Given task:
Collect each line holding the string "object".

Structured figure records:
=====
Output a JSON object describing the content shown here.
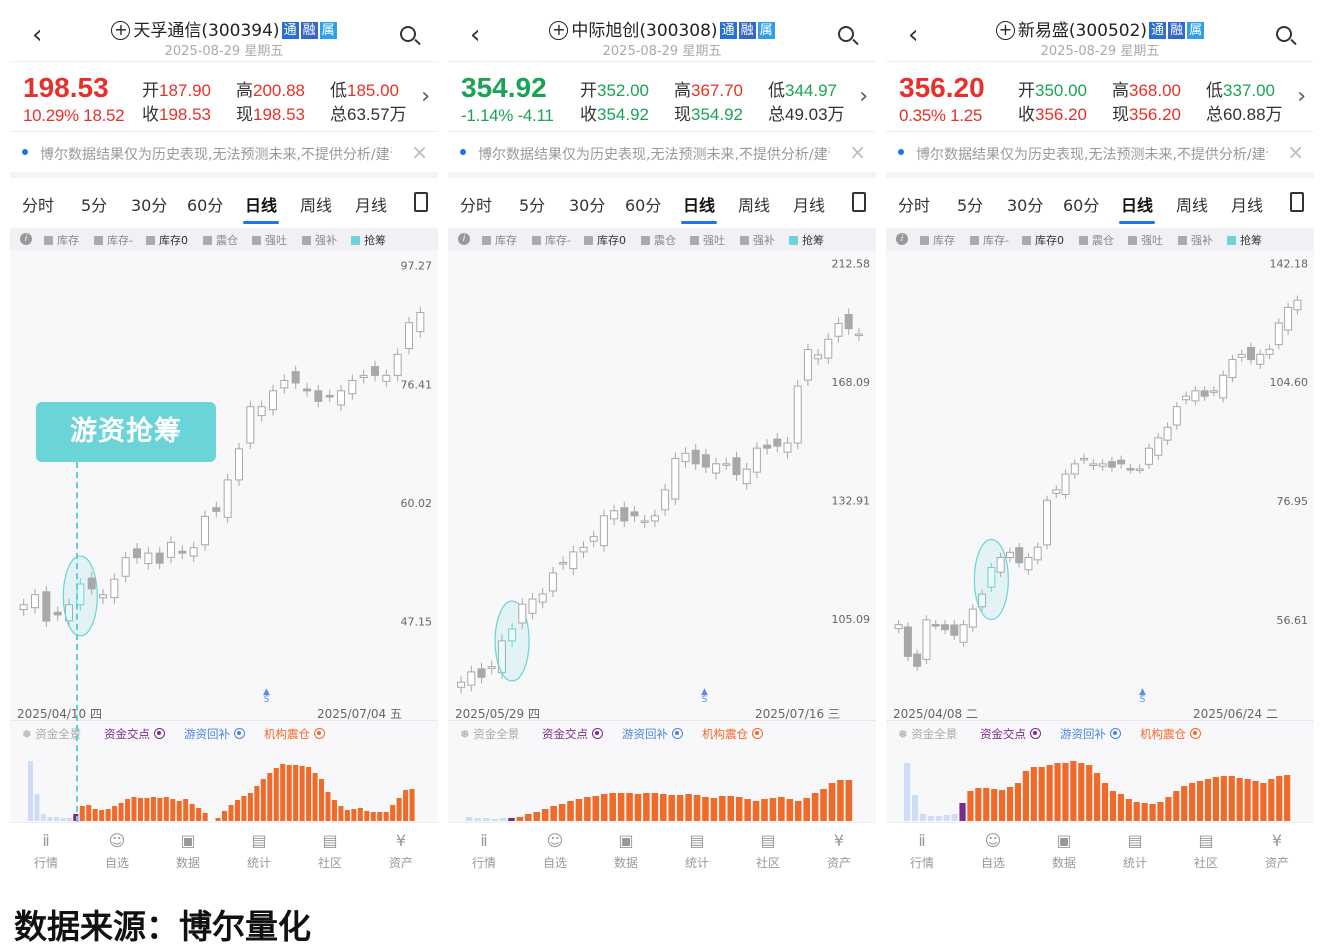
{
  "colors": {
    "up": "#e8302a",
    "down": "#1aa355",
    "accent": "#1e74e8",
    "highlight": "#6ad4d8",
    "candle": "#b3b3b3",
    "bar_orange": "#f06a2a",
    "bar_light": "#cfdcf6",
    "bar_purple": "#7b2a8a"
  },
  "caption": "数据来源：博尔量化",
  "tag_label": "游资抢筹",
  "panels": [
    {
      "name": "天孚通信",
      "code": "(300394)",
      "badges": [
        "通",
        "融",
        "属"
      ],
      "date": "2025-08-29",
      "weekday": "星期五",
      "price": "198.53",
      "price_color": "#e8302a",
      "pct": "10.29%",
      "chg": "18.52",
      "fields": [
        {
          "k": "开",
          "v": "187.90",
          "c": "#e8302a"
        },
        {
          "k": "高",
          "v": "200.88",
          "c": "#e8302a"
        },
        {
          "k": "低",
          "v": "185.00",
          "c": "#e8302a"
        },
        {
          "k": "收",
          "v": "198.53",
          "c": "#e8302a"
        },
        {
          "k": "现",
          "v": "198.53",
          "c": "#e8302a"
        },
        {
          "k": "总",
          "v": "63.57万",
          "c": "#333333"
        }
      ],
      "notice": "博尔数据结果仅为历史表现,无法预测未来,不提供分析/建议",
      "tabs": [
        "分时",
        "5分",
        "30分",
        "60分",
        "日线",
        "周线",
        "月线"
      ],
      "active_tab": "日线",
      "legend": [
        "库存",
        "库存-",
        "库存0",
        "震仓",
        "强吐",
        "强补",
        "抢筹"
      ],
      "funds_legend": {
        "all": "资金全景",
        "cross": "资金交点",
        "hot": "游资回补",
        "inst": "机构震仓"
      },
      "nav": [
        "行情",
        "自选",
        "数据",
        "统计",
        "社区",
        "资产"
      ],
      "x_labels": [
        "2025/04/10 四",
        "2025/07/04 五"
      ],
      "s_marker": "S",
      "chart_data": {
        "type": "candlestick",
        "y_scale": "log",
        "ylim": [
          38.6,
          100.4
        ],
        "y_ticks": [
          "97.27",
          "76.41",
          "60.02",
          "47.15"
        ],
        "highlight_index": 5,
        "closes": [
          48.8,
          49.8,
          47.2,
          47.8,
          48.8,
          50.9,
          50.4,
          49.8,
          51.4,
          53.7,
          53.7,
          54.2,
          53.1,
          55.4,
          54.2,
          54.8,
          58.4,
          59.0,
          62.9,
          67.0,
          73.0,
          73.0,
          75.4,
          77.0,
          76.6,
          75.4,
          73.8,
          74.6,
          75.4,
          77.0,
          77.8,
          77.8,
          77.8,
          81.2,
          86.6,
          88.4
        ]
      },
      "bars": {
        "light": [
          60,
          27,
          7,
          4,
          4,
          3,
          3
        ],
        "purple": [
          7
        ],
        "orange": [
          15,
          16,
          12,
          11,
          12,
          15,
          18,
          22,
          24,
          23,
          23,
          24,
          23,
          24,
          22,
          20,
          22,
          17,
          13,
          8,
          0,
          3,
          10,
          16,
          21,
          25,
          28,
          35,
          42,
          48,
          53,
          57,
          56,
          56,
          55,
          54,
          48,
          42,
          29,
          21,
          15,
          11,
          12,
          13,
          10,
          9,
          9,
          9,
          16,
          23,
          31,
          32
        ]
      }
    },
    {
      "name": "中际旭创",
      "code": "(300308)",
      "badges": [
        "通",
        "融",
        "属"
      ],
      "date": "2025-08-29",
      "weekday": "星期五",
      "price": "354.92",
      "price_color": "#1aa355",
      "pct": "-1.14%",
      "chg": "-4.11",
      "fields": [
        {
          "k": "开",
          "v": "352.00",
          "c": "#1aa355"
        },
        {
          "k": "高",
          "v": "367.70",
          "c": "#e8302a"
        },
        {
          "k": "低",
          "v": "344.97",
          "c": "#1aa355"
        },
        {
          "k": "收",
          "v": "354.92",
          "c": "#1aa355"
        },
        {
          "k": "现",
          "v": "354.92",
          "c": "#1aa355"
        },
        {
          "k": "总",
          "v": "49.03万",
          "c": "#333333"
        }
      ],
      "notice": "博尔数据结果仅为历史表现,无法预测未来,不提供分析/建议",
      "tabs": [
        "分时",
        "5分",
        "30分",
        "60分",
        "日线",
        "周线",
        "月线"
      ],
      "active_tab": "日线",
      "legend": [
        "库存",
        "库存-",
        "库存0",
        "震仓",
        "强吐",
        "强补",
        "抢筹"
      ],
      "funds_legend": {
        "all": "资金全景",
        "cross": "资金交点",
        "hot": "游资回补",
        "inst": "机构震仓"
      },
      "nav": [
        "行情",
        "自选",
        "数据",
        "统计",
        "社区",
        "资产"
      ],
      "x_labels": [
        "2025/05/29 四",
        "2025/07/16 三"
      ],
      "s_marker": "S",
      "chart_data": {
        "type": "candlestick",
        "y_scale": "log",
        "ylim": [
          86.0,
          218.3
        ],
        "y_ticks": [
          "212.58",
          "168.09",
          "132.91",
          "105.09"
        ],
        "highlight_index": 5,
        "closes": [
          92.7,
          94.6,
          93.6,
          95.6,
          100.6,
          103.0,
          108.2,
          109.3,
          110.4,
          115.1,
          117.5,
          120.0,
          121.1,
          123.7,
          128.9,
          130.2,
          127.6,
          128.9,
          127.6,
          128.9,
          135.7,
          144.4,
          145.9,
          142.9,
          142.0,
          142.9,
          142.9,
          139.9,
          141.4,
          147.4,
          147.4,
          148.0,
          148.9,
          166.7,
          179.2,
          177.3,
          182.9,
          188.7,
          186.8,
          184.8
        ]
      },
      "bars": {
        "light": [
          4,
          3,
          3,
          2,
          3
        ],
        "purple": [
          3
        ],
        "orange": [
          4,
          7,
          9,
          12,
          15,
          17,
          20,
          22,
          24,
          25,
          27,
          28,
          28,
          28,
          27,
          28,
          28,
          27,
          26,
          26,
          27,
          26,
          24,
          23,
          25,
          25,
          24,
          22,
          20,
          22,
          23,
          24,
          22,
          20,
          23,
          28,
          32,
          38,
          41,
          41
        ]
      }
    },
    {
      "name": "新易盛",
      "code": "(300502)",
      "badges": [
        "通",
        "融",
        "属"
      ],
      "date": "2025-08-29",
      "weekday": "星期五",
      "price": "356.20",
      "price_color": "#e8302a",
      "pct": "0.35%",
      "chg": "1.25",
      "fields": [
        {
          "k": "开",
          "v": "350.00",
          "c": "#1aa355"
        },
        {
          "k": "高",
          "v": "368.00",
          "c": "#e8302a"
        },
        {
          "k": "低",
          "v": "337.00",
          "c": "#1aa355"
        },
        {
          "k": "收",
          "v": "356.20",
          "c": "#e8302a"
        },
        {
          "k": "现",
          "v": "356.20",
          "c": "#e8302a"
        },
        {
          "k": "总",
          "v": "60.88万",
          "c": "#333333"
        }
      ],
      "notice": "博尔数据结果仅为历史表现,无法预测未来,不提供分析/建议",
      "tabs": [
        "分时",
        "5分",
        "30分",
        "60分",
        "日线",
        "周线",
        "月线"
      ],
      "active_tab": "日线",
      "legend": [
        "库存",
        "库存-",
        "库存0",
        "震仓",
        "强吐",
        "强补",
        "抢筹"
      ],
      "funds_legend": {
        "all": "资金全景",
        "cross": "资金交点",
        "hot": "游资回补",
        "inst": "机构震仓"
      },
      "nav": [
        "行情",
        "自选",
        "数据",
        "统计",
        "社区",
        "资产"
      ],
      "x_labels": [
        "2025/04/08 二",
        "2025/06/24 二"
      ],
      "s_marker": "S",
      "chart_data": {
        "type": "candlestick",
        "y_scale": "log",
        "ylim": [
          43.7,
          147.2
        ],
        "y_ticks": [
          "142.18",
          "104.60",
          "76.95",
          "56.61"
        ],
        "highlight_index": 10,
        "closes": [
          55.9,
          51.5,
          50.2,
          56.6,
          55.9,
          55.2,
          54.4,
          55.9,
          58.2,
          60.5,
          64.8,
          66.5,
          67.4,
          65.6,
          66.5,
          68.3,
          77.1,
          79.2,
          82.5,
          84.7,
          85.9,
          84.7,
          84.7,
          84.0,
          84.7,
          83.6,
          83.6,
          88.2,
          90.6,
          93.1,
          98.2,
          100.9,
          102.3,
          100.9,
          102.3,
          106.5,
          110.9,
          112.4,
          110.9,
          112.4,
          113.9,
          121.9,
          126.9,
          129.3
        ]
      },
      "bars": {
        "light": [
          58,
          26,
          7,
          5,
          5,
          6,
          7
        ],
        "purple": [
          18
        ],
        "orange": [
          30,
          33,
          33,
          32,
          31,
          34,
          38,
          50,
          54,
          54,
          56,
          58,
          58,
          60,
          58,
          56,
          48,
          38,
          30,
          27,
          22,
          19,
          18,
          17,
          19,
          24,
          30,
          35,
          38,
          40,
          42,
          44,
          45,
          45,
          43,
          42,
          40,
          38,
          42,
          45,
          46
        ]
      }
    }
  ]
}
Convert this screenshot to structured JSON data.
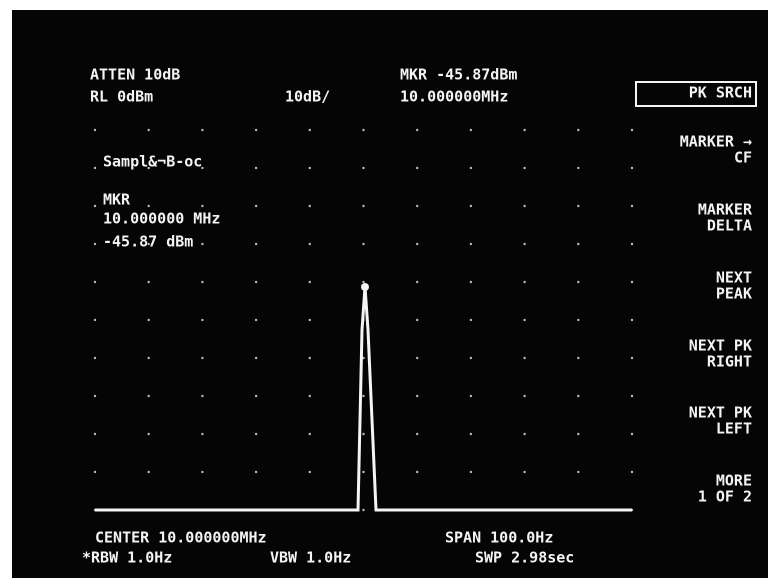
{
  "header": {
    "atten": "ATTEN 10dB",
    "ref_level": "RL 0dBm",
    "scale": "10dB/",
    "marker_amplitude": "MKR -45.87dBm",
    "marker_frequency": "10.000000MHz"
  },
  "detector": "Sampl&¬B-oc",
  "marker_readout": {
    "label": "MKR",
    "frequency": "10.000000 MHz",
    "amplitude": "-45.87 dBm"
  },
  "softkeys": [
    {
      "lines": [
        "PK SRCH"
      ]
    },
    {
      "lines": [
        "MARKER →",
        "CF"
      ]
    },
    {
      "lines": [
        "MARKER",
        "DELTA"
      ]
    },
    {
      "lines": [
        "NEXT",
        "PEAK"
      ]
    },
    {
      "lines": [
        "NEXT PK",
        "RIGHT"
      ]
    },
    {
      "lines": [
        "NEXT PK",
        "LEFT"
      ]
    },
    {
      "lines": [
        "MORE",
        "1 OF 2"
      ]
    }
  ],
  "footer": {
    "center": "CENTER 10.000000MHz",
    "span": "SPAN 100.0Hz",
    "rbw": "*RBW 1.0Hz",
    "vbw": "VBW 1.0Hz",
    "sweep": "SWP 2.98sec"
  }
}
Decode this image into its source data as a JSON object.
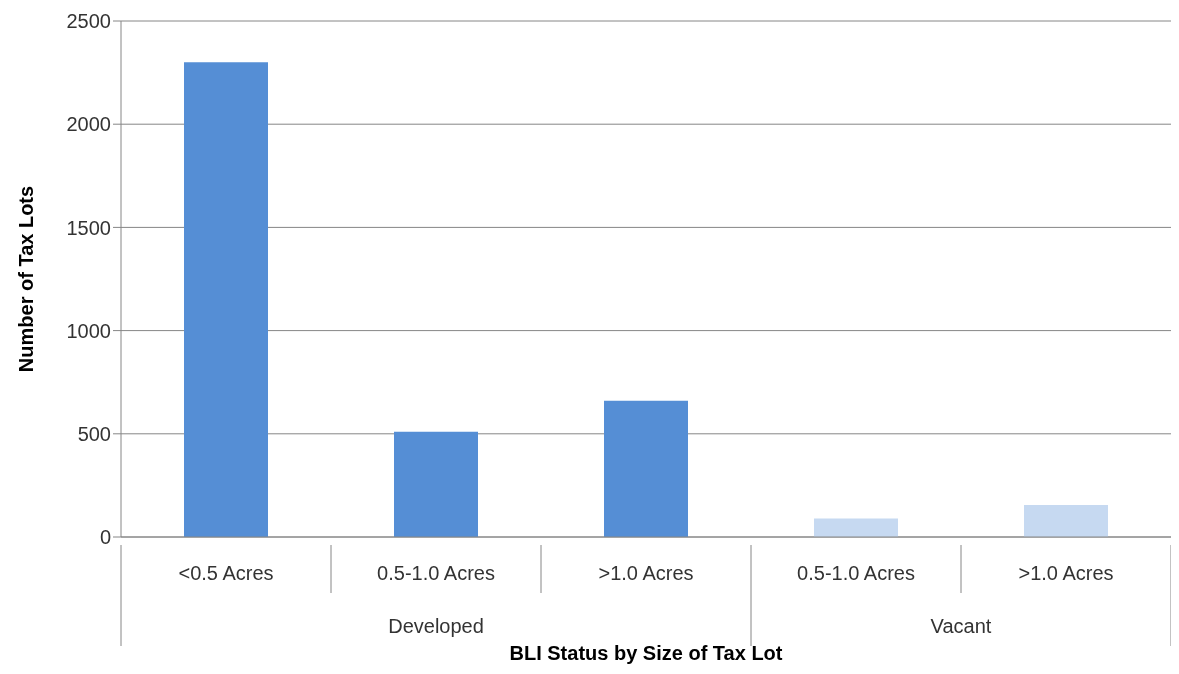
{
  "chart_data": {
    "type": "bar",
    "xlabel": "BLI Status by Size of Tax Lot",
    "ylabel": "Number of Tax Lots",
    "categories": [
      "<0.5 Acres",
      "0.5-1.0 Acres",
      ">1.0 Acres",
      "0.5-1.0 Acres",
      ">1.0 Acres"
    ],
    "series": [
      {
        "color": "#558ed5",
        "values": [
          2300,
          510,
          660,
          null,
          null
        ]
      },
      {
        "color": "#c6d9f1",
        "values": [
          null,
          null,
          null,
          90,
          155
        ]
      }
    ],
    "annotations": [
      "Developed",
      "Vacant"
    ],
    "ylim": [
      0,
      2500
    ],
    "yticks": [
      0,
      500,
      1000,
      1500,
      2000,
      2500
    ],
    "grid": "y",
    "legend": false
  }
}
=====
Finished exercise:
Output a JSON object describing the content shown here.
Decode this image into its source data as a JSON object.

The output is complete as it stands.